| YOUR OBJECTIVE |
Single out the lines of the material that contain "xlabel" and copy them.

##########

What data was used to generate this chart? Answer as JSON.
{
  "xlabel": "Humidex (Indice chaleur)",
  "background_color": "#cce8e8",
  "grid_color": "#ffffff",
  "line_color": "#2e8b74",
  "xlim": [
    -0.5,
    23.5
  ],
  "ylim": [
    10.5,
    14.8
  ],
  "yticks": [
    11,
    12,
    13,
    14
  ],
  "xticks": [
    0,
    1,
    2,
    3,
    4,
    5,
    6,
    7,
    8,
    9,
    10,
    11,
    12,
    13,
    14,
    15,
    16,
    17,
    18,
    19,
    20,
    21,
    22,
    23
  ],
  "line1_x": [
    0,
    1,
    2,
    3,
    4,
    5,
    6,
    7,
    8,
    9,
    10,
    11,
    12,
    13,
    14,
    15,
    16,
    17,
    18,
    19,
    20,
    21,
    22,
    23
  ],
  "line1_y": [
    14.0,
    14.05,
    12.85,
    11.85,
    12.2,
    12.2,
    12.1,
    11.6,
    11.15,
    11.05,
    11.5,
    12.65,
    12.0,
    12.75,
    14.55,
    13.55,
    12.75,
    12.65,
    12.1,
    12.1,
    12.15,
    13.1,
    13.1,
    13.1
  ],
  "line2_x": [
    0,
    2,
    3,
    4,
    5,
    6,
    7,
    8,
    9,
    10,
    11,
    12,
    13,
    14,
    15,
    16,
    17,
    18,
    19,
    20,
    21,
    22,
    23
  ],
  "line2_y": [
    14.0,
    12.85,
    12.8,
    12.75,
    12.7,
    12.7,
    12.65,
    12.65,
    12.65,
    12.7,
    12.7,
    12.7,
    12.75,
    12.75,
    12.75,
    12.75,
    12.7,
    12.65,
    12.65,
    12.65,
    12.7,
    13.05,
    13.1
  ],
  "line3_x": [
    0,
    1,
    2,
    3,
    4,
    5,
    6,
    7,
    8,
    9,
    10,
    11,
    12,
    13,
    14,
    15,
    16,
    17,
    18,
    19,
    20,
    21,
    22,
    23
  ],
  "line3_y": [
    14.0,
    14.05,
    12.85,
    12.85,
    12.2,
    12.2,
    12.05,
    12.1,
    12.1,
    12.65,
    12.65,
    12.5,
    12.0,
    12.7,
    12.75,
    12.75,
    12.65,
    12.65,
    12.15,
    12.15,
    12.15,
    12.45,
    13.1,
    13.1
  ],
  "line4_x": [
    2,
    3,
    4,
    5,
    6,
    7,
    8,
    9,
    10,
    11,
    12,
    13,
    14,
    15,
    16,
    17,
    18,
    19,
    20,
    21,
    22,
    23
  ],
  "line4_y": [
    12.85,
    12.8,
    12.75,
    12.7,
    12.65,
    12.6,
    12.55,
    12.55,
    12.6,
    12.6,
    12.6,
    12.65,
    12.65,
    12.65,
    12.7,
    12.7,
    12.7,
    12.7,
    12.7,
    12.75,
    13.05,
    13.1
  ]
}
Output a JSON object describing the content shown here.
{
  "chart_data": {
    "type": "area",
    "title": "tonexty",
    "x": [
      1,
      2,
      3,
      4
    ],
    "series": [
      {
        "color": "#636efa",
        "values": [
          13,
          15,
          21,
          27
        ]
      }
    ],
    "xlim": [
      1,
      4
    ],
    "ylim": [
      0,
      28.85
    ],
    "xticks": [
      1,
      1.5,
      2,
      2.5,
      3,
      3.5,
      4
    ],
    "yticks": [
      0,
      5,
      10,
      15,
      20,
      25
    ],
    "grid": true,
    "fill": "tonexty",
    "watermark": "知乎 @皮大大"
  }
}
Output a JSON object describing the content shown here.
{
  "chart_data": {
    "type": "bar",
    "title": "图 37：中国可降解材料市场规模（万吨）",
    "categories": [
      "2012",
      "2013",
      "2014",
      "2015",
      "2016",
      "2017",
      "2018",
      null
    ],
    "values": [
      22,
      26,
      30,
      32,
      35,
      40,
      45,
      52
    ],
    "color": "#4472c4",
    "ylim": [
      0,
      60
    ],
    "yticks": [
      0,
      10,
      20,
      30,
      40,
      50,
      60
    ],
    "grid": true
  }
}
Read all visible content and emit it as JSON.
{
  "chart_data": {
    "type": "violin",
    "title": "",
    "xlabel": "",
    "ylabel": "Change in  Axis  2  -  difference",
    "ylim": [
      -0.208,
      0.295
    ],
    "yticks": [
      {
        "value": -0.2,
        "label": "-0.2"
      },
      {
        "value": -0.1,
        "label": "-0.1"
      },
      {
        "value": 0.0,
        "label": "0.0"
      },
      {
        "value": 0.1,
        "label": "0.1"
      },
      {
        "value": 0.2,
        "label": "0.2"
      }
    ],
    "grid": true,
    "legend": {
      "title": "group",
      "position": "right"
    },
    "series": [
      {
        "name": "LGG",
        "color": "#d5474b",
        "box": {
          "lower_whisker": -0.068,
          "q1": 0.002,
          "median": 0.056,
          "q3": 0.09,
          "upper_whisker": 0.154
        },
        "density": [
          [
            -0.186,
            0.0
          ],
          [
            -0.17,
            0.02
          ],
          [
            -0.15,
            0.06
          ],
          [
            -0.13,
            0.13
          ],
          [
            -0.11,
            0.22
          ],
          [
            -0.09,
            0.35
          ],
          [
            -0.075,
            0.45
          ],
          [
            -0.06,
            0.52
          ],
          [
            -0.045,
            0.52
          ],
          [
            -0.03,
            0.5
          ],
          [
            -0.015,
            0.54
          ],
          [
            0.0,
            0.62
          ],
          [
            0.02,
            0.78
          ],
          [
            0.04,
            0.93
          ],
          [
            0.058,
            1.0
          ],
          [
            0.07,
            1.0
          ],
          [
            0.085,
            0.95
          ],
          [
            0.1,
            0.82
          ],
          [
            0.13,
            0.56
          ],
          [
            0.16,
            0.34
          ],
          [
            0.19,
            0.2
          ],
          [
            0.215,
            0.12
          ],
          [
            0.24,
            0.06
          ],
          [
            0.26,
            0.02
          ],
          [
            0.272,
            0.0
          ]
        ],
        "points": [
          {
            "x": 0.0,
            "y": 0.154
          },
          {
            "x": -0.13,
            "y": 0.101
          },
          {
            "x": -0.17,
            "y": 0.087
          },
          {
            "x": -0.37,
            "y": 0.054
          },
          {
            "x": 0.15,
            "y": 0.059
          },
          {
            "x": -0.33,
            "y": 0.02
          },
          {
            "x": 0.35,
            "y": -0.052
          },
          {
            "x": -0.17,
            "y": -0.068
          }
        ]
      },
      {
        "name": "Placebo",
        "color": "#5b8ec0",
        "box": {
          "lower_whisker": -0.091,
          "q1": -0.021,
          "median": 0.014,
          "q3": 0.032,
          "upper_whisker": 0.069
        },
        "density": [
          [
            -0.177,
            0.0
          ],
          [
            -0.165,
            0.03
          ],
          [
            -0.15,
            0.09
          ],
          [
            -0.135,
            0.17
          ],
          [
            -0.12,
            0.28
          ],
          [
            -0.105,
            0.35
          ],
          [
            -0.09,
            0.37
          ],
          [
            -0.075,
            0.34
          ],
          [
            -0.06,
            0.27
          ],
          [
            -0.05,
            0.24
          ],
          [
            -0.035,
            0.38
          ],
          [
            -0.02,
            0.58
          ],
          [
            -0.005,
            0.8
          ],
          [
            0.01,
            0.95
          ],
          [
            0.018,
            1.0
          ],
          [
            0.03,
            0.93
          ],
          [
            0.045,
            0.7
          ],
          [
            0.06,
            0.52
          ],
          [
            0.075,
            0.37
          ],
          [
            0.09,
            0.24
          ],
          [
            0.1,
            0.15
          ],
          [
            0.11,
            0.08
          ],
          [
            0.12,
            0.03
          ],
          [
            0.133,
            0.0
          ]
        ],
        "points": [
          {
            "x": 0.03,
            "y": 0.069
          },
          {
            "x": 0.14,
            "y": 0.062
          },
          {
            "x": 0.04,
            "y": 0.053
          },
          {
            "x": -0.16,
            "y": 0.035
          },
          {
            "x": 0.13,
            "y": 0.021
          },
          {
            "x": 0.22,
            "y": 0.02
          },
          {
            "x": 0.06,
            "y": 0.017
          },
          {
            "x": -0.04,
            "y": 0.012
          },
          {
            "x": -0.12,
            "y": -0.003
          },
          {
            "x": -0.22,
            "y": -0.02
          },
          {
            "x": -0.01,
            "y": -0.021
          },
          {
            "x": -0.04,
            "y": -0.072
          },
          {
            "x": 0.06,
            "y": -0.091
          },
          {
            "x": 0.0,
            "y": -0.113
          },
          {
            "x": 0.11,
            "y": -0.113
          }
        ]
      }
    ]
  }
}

##########

| RESULT FOR THIS TASK |
  "xlabel": "Humidex (Indice chaleur)",
    "xlabel": "",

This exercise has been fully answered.